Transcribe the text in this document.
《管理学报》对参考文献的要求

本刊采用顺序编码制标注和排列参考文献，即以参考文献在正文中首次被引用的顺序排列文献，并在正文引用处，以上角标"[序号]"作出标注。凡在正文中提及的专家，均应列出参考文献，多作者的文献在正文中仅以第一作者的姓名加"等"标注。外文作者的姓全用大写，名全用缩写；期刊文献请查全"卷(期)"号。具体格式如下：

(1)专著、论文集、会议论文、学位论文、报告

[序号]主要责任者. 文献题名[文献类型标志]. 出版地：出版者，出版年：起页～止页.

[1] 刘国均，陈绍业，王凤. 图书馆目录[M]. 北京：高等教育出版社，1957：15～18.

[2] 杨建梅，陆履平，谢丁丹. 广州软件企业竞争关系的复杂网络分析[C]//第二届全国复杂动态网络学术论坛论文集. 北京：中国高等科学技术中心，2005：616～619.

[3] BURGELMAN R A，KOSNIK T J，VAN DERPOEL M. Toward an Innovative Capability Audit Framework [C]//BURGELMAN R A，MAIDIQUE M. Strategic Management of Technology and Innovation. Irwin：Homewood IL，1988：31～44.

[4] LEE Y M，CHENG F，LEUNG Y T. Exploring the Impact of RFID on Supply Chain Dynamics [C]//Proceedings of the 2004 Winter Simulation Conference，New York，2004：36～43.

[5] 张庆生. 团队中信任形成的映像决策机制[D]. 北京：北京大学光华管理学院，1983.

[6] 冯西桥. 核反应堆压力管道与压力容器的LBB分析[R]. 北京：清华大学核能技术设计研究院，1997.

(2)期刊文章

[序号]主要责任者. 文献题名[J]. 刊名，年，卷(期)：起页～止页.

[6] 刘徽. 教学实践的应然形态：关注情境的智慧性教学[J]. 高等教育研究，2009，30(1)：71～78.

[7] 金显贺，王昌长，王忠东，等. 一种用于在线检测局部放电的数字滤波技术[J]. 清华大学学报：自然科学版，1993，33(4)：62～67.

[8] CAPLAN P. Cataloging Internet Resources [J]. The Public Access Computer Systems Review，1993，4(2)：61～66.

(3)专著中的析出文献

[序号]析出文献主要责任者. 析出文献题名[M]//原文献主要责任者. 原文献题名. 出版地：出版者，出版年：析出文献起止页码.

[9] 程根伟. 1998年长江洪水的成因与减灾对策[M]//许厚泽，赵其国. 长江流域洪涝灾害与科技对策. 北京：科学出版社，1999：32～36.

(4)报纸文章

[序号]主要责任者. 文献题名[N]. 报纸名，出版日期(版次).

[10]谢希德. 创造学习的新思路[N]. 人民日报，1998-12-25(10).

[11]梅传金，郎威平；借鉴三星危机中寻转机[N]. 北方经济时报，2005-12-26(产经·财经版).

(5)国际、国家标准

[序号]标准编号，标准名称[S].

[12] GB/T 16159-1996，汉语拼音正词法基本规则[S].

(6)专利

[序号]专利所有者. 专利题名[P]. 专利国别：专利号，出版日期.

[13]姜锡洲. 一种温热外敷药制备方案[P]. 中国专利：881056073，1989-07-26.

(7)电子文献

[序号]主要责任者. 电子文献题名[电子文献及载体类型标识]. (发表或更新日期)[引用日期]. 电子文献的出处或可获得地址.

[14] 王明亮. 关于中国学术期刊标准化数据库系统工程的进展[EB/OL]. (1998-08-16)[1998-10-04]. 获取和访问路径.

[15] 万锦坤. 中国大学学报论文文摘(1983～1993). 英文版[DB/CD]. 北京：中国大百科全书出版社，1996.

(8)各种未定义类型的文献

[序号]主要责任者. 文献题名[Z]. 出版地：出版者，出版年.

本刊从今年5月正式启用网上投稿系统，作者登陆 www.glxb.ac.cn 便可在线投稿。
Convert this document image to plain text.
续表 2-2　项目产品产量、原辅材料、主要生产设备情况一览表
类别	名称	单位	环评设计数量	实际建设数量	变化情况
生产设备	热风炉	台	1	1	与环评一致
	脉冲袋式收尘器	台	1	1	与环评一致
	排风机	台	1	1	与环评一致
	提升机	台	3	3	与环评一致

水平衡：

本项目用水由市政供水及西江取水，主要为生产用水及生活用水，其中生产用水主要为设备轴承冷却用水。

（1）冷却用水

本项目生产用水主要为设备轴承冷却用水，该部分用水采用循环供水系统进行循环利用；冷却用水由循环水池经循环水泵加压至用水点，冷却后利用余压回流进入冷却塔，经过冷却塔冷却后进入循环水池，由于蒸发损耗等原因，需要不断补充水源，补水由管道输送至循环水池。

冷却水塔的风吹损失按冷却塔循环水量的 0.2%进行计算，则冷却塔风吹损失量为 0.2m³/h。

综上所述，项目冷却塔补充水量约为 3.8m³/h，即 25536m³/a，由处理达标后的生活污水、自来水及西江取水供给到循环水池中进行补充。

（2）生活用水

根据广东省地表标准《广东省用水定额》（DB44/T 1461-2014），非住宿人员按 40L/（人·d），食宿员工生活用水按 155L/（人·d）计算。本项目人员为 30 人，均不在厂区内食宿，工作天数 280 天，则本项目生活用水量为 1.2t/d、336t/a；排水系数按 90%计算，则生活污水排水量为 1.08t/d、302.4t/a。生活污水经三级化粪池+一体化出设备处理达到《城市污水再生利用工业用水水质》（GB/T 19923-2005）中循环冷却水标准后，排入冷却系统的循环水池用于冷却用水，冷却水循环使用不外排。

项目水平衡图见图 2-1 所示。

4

━━━━

■ GIVEN EXERCISE
Which lines contain "出版日期"? Copy each of them.

■ EXERCISE OUTPUT
[序号]主要责任者. 文献题名[N]. 报纸名，出版日期(版次).
[序号]专利所有者. 专利题名[P]. 专利国别：专利号，出版日期.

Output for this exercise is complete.